** Aim **
Filter the entries below, keeping every line that has the word "structure".

──────── Supplied data ────────

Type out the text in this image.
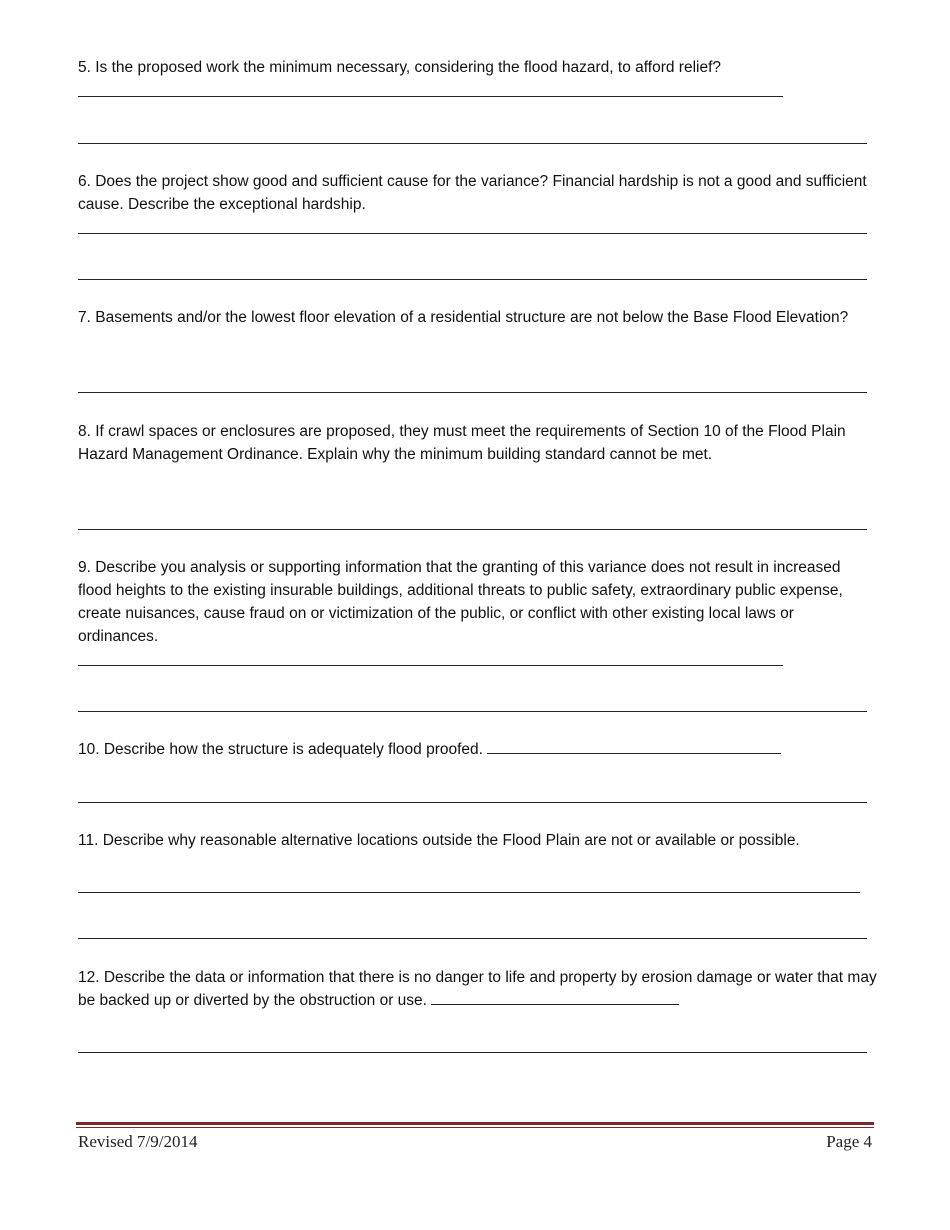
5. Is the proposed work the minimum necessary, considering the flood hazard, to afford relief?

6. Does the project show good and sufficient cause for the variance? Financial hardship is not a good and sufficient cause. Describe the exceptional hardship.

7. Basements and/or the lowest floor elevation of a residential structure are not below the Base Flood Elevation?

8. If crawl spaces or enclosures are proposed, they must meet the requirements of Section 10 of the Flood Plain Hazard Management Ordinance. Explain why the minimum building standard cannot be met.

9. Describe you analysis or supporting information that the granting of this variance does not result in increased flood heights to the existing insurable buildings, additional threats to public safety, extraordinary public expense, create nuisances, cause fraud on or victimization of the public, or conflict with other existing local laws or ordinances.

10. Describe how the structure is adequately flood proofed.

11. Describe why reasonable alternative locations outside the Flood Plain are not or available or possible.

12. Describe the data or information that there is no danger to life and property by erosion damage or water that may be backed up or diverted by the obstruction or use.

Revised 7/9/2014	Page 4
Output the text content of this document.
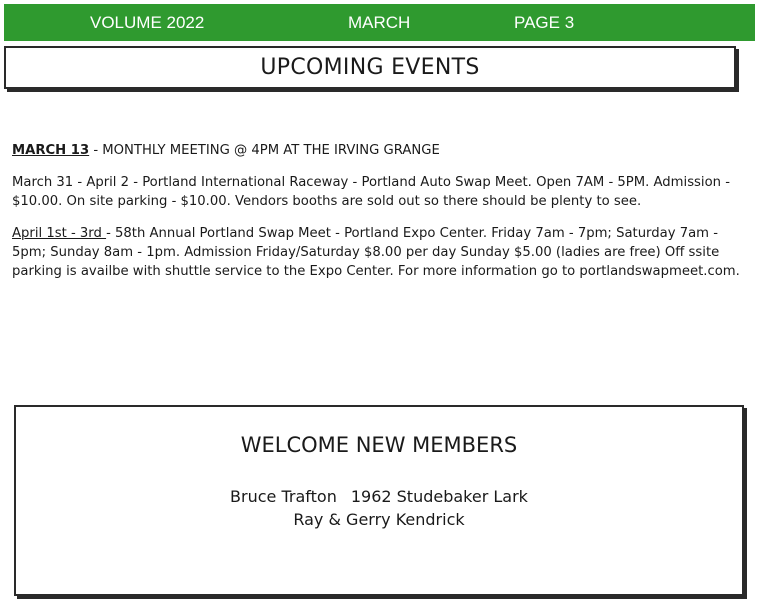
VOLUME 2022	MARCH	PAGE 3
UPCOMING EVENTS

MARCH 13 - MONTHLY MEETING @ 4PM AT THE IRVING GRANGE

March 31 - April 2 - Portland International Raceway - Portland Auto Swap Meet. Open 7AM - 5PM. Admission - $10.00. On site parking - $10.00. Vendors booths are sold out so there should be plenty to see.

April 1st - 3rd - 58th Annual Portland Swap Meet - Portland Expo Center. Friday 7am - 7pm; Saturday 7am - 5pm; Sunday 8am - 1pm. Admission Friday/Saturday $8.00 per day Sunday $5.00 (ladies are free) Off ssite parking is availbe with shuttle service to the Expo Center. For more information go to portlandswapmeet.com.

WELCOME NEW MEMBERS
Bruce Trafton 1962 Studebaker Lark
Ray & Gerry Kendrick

────────

** Correct result **
7. Basements and/or the lowest floor elevation of a residential structure are not below the Base Flood Elevation?
10. Describe how the structure is adequately flood proofed.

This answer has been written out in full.